▶ _Objective_:
Output every line below exactly.
--- Material to process ---
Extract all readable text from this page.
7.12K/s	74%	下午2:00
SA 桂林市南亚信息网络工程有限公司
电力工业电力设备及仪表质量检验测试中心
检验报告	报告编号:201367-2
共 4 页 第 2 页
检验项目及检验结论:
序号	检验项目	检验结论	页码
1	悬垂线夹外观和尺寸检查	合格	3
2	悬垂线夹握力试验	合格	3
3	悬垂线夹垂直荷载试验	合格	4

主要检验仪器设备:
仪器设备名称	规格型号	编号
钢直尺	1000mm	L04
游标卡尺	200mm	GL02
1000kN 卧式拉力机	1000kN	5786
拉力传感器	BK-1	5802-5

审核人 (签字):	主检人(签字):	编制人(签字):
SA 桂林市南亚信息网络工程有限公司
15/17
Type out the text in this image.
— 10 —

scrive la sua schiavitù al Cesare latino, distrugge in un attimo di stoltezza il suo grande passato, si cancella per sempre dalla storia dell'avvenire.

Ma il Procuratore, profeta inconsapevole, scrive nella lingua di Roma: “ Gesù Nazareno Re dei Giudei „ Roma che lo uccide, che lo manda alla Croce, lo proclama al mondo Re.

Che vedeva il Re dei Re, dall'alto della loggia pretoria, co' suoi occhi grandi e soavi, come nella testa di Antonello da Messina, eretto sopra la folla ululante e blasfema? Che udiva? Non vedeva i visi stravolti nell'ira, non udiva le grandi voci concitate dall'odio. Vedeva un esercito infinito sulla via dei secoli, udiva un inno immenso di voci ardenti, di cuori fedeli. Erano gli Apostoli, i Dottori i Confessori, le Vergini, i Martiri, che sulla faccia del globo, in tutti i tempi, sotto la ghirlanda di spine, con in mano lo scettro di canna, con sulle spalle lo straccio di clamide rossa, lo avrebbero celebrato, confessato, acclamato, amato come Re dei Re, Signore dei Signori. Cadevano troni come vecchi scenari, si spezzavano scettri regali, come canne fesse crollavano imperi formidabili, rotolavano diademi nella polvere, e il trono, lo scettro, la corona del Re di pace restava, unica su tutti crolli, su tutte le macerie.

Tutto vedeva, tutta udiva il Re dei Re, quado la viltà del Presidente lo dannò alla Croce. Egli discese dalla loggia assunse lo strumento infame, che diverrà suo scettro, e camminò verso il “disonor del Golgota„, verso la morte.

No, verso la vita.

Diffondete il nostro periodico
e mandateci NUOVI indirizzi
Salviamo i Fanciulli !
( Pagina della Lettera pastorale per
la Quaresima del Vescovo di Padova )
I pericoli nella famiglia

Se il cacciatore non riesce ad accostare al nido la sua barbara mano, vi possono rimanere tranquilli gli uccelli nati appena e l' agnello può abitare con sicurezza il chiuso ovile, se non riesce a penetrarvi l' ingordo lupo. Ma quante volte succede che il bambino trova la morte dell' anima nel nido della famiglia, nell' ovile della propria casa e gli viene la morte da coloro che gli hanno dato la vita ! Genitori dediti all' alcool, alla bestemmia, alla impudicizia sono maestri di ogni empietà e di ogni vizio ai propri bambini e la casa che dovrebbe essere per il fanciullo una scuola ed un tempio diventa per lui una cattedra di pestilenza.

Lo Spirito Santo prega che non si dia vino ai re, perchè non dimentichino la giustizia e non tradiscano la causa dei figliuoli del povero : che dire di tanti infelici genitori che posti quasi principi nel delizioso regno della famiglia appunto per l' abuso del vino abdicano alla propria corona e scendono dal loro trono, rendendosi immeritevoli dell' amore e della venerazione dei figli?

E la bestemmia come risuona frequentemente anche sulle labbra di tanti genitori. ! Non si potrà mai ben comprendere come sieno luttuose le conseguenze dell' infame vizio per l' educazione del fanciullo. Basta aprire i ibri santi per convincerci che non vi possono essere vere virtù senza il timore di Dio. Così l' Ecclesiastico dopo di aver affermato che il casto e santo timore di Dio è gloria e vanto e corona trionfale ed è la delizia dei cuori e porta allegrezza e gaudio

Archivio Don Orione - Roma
---
▶ _Written solution_:
Extract all readable text from this page.
7.12K/s	74%	下午2:00
SA 桂林市南亚信息网络工程有限公司
电力工业电力设备及仪表质量检验测试中心
检验报告	报告编号:201367-2
共 4 页 第 2 页
检验项目及检验结论:
序号	检验项目	检验结论	页码
1	悬垂线夹外观和尺寸检查	合格	3
2	悬垂线夹握力试验	合格	3
3	悬垂线夹垂直荷载试验	合格	4

主要检验仪器设备:
仪器设备名称	规格型号	编号
钢直尺	1000mm	L04
游标卡尺	200mm	GL02
1000kN 卧式拉力机	1000kN	5786
拉力传感器	BK-1	5802-5

审核人 (签字):	主检人(签字):	编制人(签字):
SA 桂林市南亚信息网络工程有限公司
15/17
Type out the text in this image.
— 10 —

scrive la sua schiavitù al Cesare latino, distrugge in un attimo di stoltezza il suo grande passato, si cancella per sempre dalla storia dell'avvenire.

Ma il Procuratore, profeta inconsapevole, scrive nella lingua di Roma: “ Gesù Nazareno Re dei Giudei „ Roma che lo uccide, che lo manda alla Croce, lo proclama al mondo Re.

Che vedeva il Re dei Re, dall'alto della loggia pretoria, co' suoi occhi grandi e soavi, come nella testa di Antonello da Messina, eretto sopra la folla ululante e blasfema? Che udiva? Non vedeva i visi stravolti nell'ira, non udiva le grandi voci concitate dall'odio. Vedeva un esercito infinito sulla via dei secoli, udiva un inno immenso di voci ardenti, di cuori fedeli. Erano gli Apostoli, i Dottori i Confessori, le Vergini, i Martiri, che sulla faccia del globo, in tutti i tempi, sotto la ghirlanda di spine, con in mano lo scettro di canna, con sulle spalle lo straccio di clamide rossa, lo avrebbero celebrato, confessato, acclamato, amato come Re dei Re, Signore dei Signori. Cadevano troni come vecchi scenari, si spezzavano scettri regali, come canne fesse crollavano imperi formidabili, rotolavano diademi nella polvere, e il trono, lo scettro, la corona del Re di pace restava, unica su tutti crolli, su tutte le macerie.

Tutto vedeva, tutta udiva il Re dei Re, quado la viltà del Presidente lo dannò alla Croce. Egli discese dalla loggia assunse lo strumento infame, che diverrà suo scettro, e camminò verso il “disonor del Golgota„, verso la morte.

No, verso la vita.

Diffondete il nostro periodico
e mandateci NUOVI indirizzi
Salviamo i Fanciulli !
( Pagina della Lettera pastorale per
la Quaresima del Vescovo di Padova )
I pericoli nella famiglia

Se il cacciatore non riesce ad accostare al nido la sua barbara mano, vi possono rimanere tranquilli gli uccelli nati appena e l' agnello può abitare con sicurezza il chiuso ovile, se non riesce a penetrarvi l' ingordo lupo. Ma quante volte succede che il bambino trova la morte dell' anima nel nido della famiglia, nell' ovile della propria casa e gli viene la morte da coloro che gli hanno dato la vita ! Genitori dediti all' alcool, alla bestemmia, alla impudicizia sono maestri di ogni empietà e di ogni vizio ai propri bambini e la casa che dovrebbe essere per il fanciullo una scuola ed un tempio diventa per lui una cattedra di pestilenza.

Lo Spirito Santo prega che non si dia vino ai re, perchè non dimentichino la giustizia e non tradiscano la causa dei figliuoli del povero : che dire di tanti infelici genitori che posti quasi principi nel delizioso regno della famiglia appunto per l' abuso del vino abdicano alla propria corona e scendono dal loro trono, rendendosi immeritevoli dell' amore e della venerazione dei figli?

E la bestemmia come risuona frequentemente anche sulle labbra di tanti genitori. ! Non si potrà mai ben comprendere come sieno luttuose le conseguenze dell' infame vizio per l' educazione del fanciullo. Basta aprire i ibri santi per convincerci che non vi possono essere vere virtù senza il timore di Dio. Così l' Ecclesiastico dopo di aver affermato che il casto e santo timore di Dio è gloria e vanto e corona trionfale ed è la delizia dei cuori e porta allegrezza e gaudio

Archivio Don Orione - Roma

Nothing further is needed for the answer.